* _Information given_
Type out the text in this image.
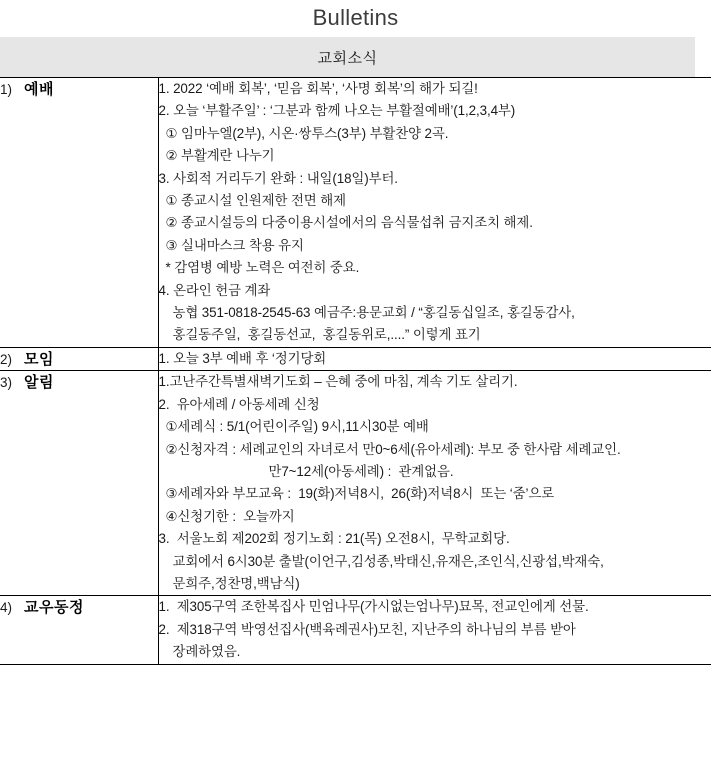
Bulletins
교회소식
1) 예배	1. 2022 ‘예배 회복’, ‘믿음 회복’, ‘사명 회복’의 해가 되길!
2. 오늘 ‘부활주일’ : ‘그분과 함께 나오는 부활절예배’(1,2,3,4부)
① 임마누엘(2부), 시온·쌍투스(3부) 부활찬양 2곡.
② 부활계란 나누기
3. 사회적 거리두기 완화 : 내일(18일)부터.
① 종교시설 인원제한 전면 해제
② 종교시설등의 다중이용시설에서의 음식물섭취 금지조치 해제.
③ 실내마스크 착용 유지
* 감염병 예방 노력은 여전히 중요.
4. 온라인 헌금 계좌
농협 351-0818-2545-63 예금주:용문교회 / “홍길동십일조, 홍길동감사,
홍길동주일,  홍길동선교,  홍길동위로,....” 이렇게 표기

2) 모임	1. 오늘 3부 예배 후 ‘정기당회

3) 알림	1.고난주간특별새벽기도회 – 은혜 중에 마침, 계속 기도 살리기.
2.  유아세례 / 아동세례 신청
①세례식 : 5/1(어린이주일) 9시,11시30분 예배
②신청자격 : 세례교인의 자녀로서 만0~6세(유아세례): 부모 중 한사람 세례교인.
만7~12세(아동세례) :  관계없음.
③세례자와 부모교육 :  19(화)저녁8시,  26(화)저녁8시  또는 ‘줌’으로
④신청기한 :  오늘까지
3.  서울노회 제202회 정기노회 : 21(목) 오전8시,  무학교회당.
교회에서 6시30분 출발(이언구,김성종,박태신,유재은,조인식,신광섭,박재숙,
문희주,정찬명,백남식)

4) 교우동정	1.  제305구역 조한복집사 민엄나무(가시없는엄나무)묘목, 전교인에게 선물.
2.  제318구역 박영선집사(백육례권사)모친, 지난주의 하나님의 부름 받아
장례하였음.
...
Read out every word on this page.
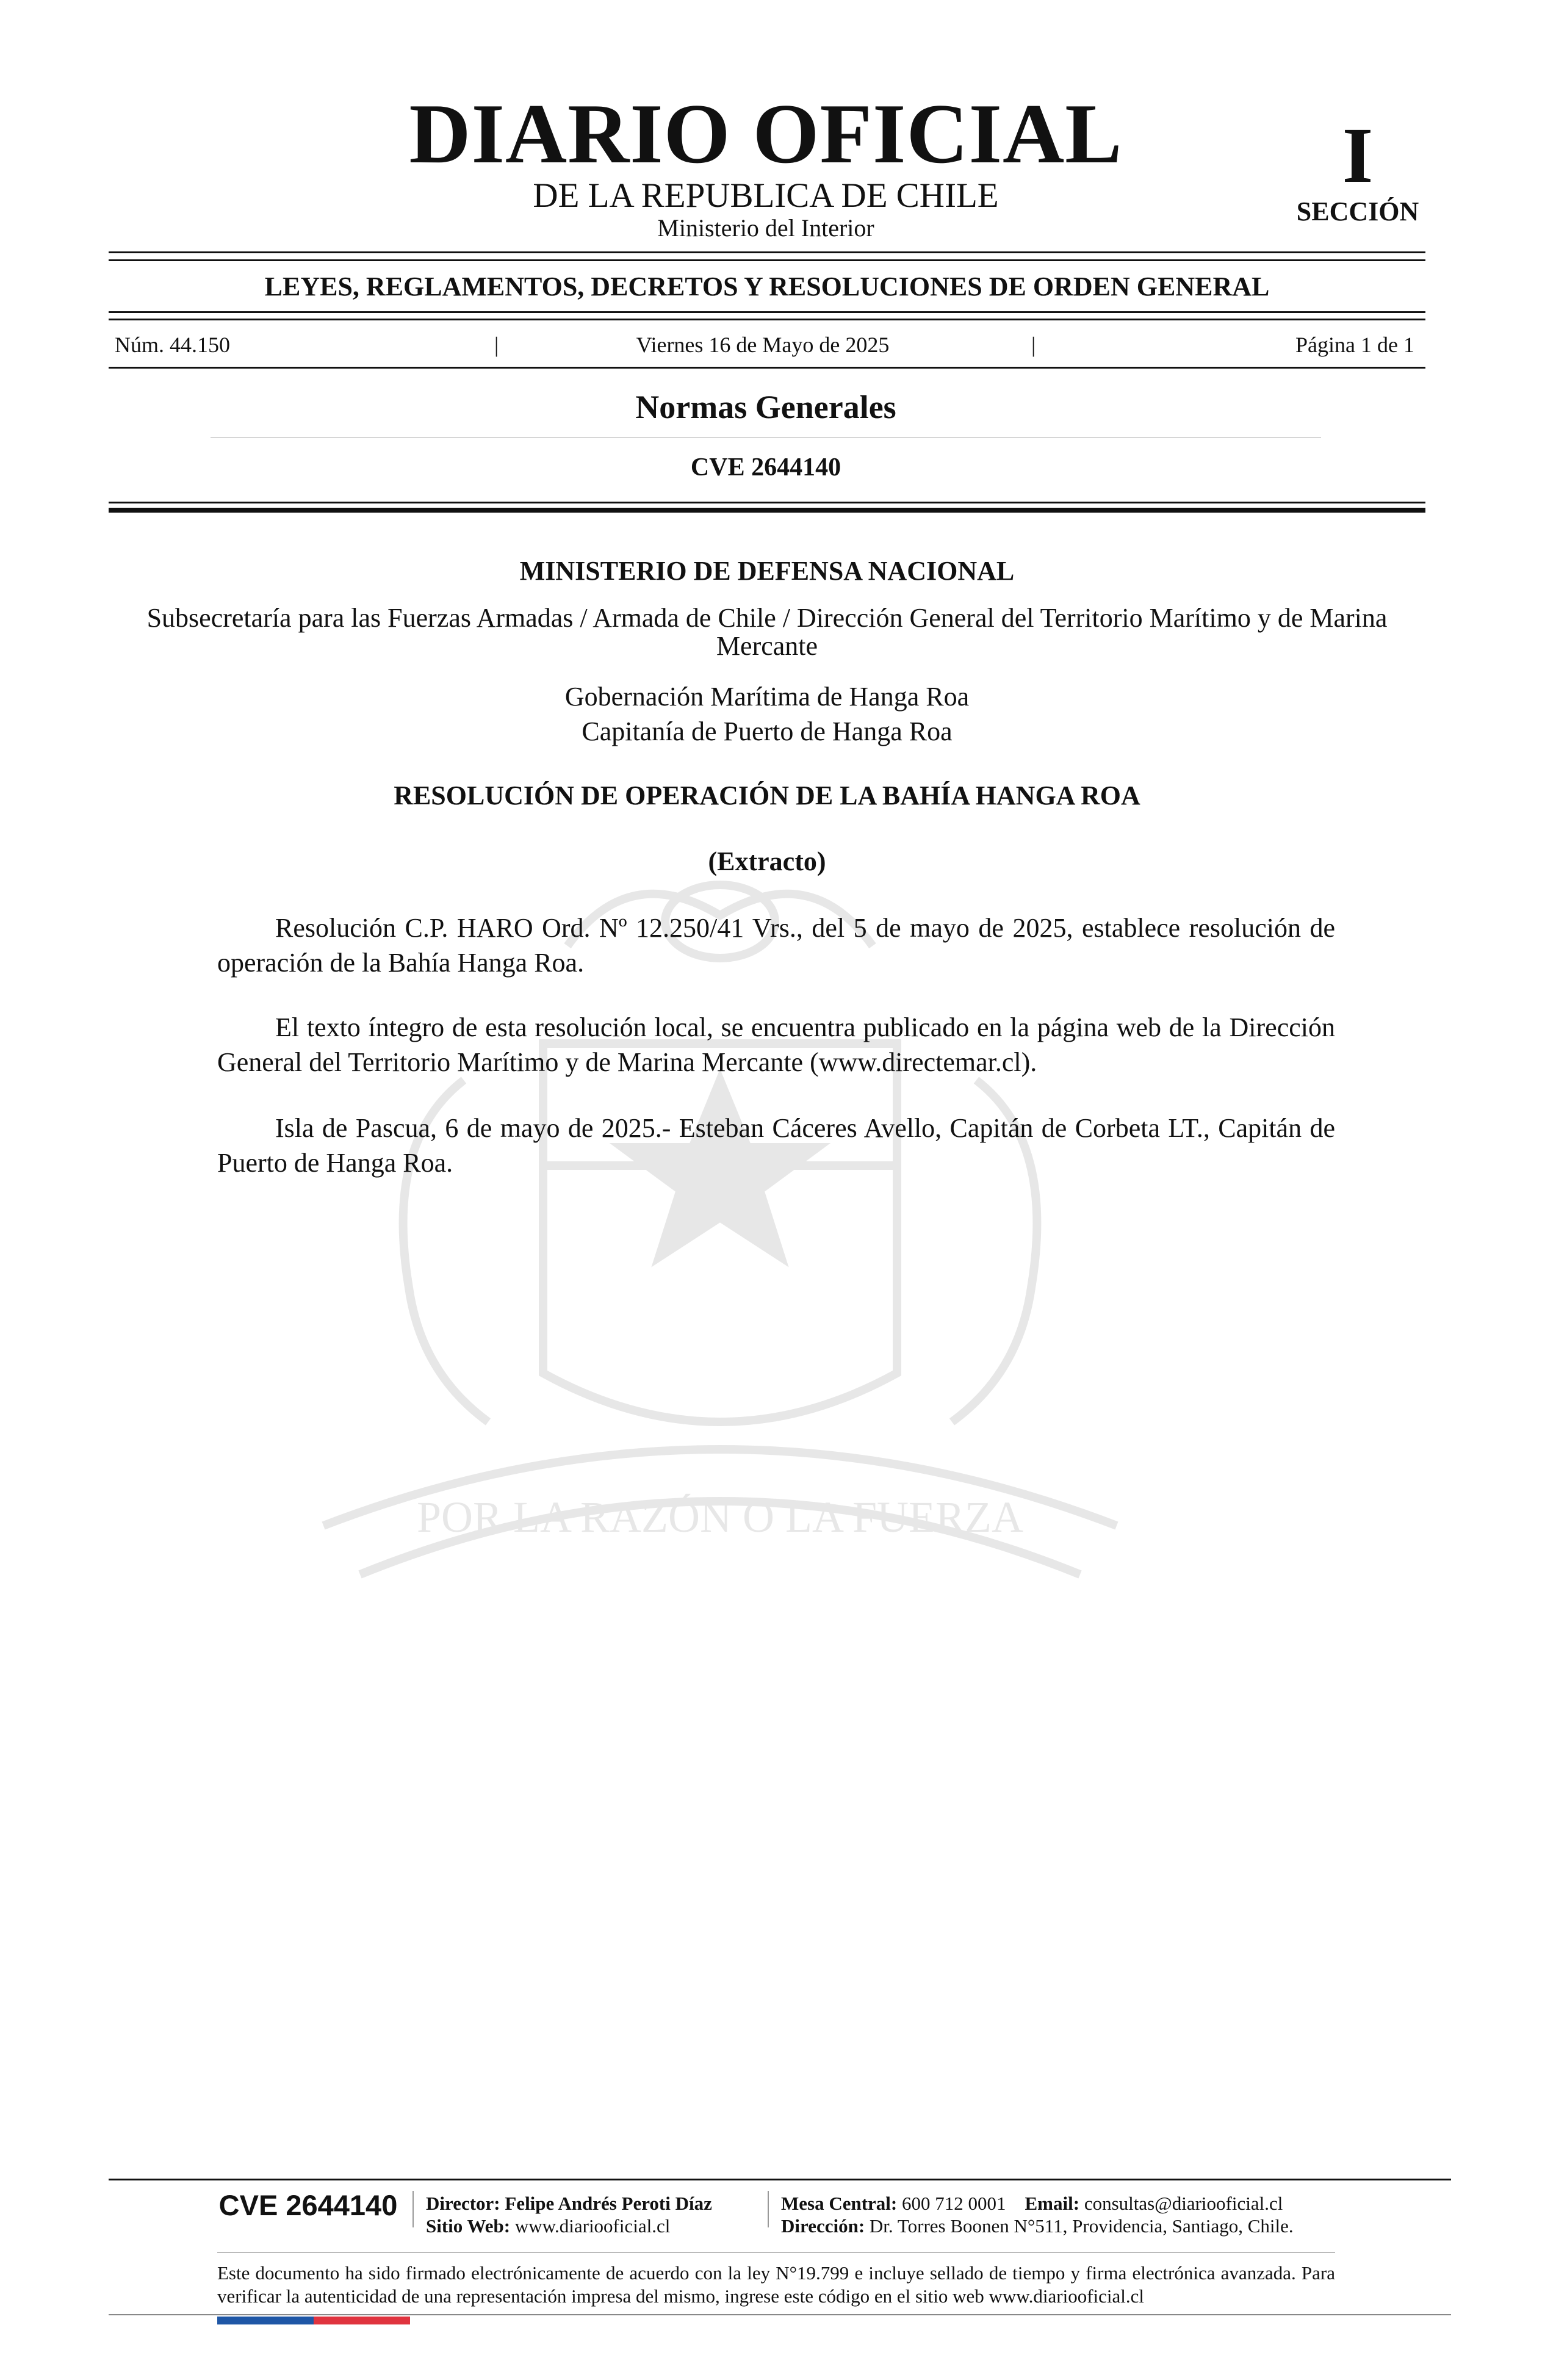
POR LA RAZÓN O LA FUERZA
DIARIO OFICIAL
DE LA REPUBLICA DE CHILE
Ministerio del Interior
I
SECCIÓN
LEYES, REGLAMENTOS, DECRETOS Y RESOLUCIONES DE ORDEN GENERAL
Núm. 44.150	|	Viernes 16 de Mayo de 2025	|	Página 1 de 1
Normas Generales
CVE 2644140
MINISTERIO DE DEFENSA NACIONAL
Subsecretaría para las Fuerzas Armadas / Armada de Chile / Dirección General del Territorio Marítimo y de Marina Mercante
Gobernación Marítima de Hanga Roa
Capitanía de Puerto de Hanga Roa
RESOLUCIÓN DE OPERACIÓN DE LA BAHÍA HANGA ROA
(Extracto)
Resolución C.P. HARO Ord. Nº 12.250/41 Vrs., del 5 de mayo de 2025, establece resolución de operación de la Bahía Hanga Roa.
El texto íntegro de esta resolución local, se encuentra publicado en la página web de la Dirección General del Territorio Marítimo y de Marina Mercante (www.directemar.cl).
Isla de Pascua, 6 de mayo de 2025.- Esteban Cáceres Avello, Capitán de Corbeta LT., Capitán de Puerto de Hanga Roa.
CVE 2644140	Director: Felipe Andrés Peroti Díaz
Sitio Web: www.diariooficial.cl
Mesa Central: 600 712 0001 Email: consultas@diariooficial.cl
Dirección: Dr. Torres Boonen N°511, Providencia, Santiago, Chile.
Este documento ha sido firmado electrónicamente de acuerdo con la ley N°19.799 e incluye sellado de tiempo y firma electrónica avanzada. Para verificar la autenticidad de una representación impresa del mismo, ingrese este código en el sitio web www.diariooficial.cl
...
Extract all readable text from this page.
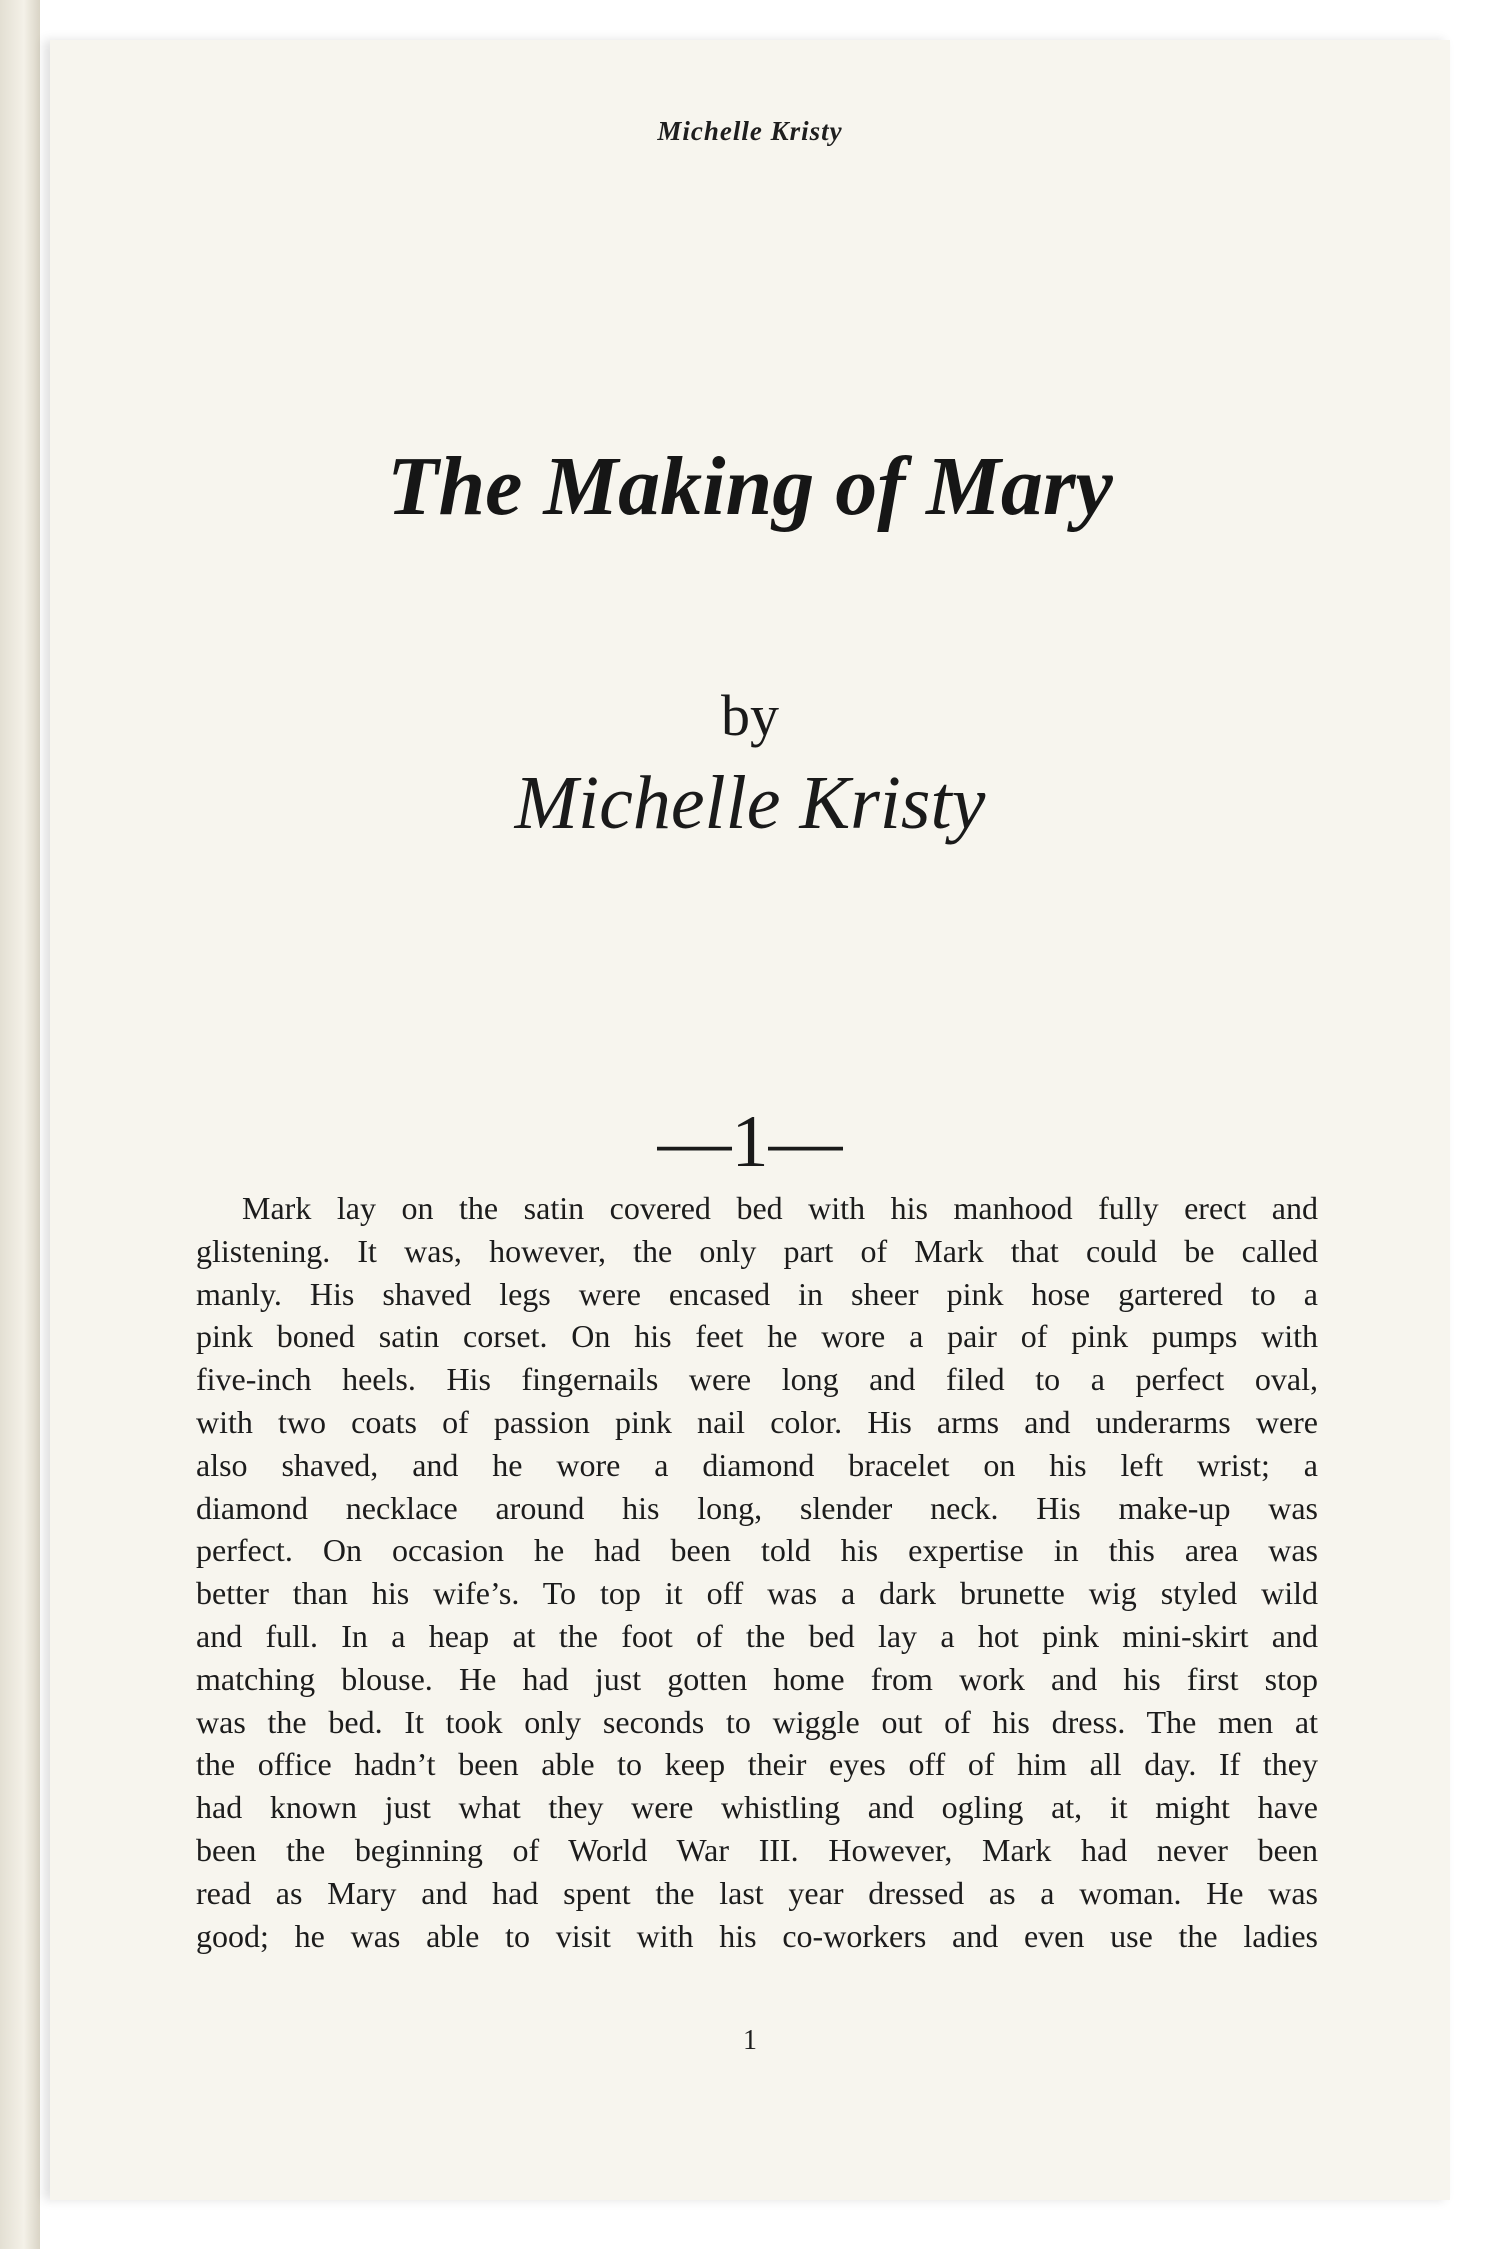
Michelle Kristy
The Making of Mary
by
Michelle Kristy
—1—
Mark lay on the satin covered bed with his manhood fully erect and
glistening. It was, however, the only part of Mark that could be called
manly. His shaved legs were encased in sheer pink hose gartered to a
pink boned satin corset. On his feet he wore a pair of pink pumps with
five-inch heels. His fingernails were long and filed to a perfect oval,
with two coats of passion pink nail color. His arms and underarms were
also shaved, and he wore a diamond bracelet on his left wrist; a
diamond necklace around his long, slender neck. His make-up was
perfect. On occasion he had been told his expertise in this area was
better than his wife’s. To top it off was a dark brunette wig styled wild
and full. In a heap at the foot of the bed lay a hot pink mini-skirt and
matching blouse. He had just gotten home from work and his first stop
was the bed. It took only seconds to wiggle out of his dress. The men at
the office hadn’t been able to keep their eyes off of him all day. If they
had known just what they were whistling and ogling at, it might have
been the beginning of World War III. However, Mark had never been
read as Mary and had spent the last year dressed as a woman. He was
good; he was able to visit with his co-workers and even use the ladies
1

* _Exercise directions_
Count the lines of the data that include the string "diariooficial", and give only that number.

* _Output for this exercise_
3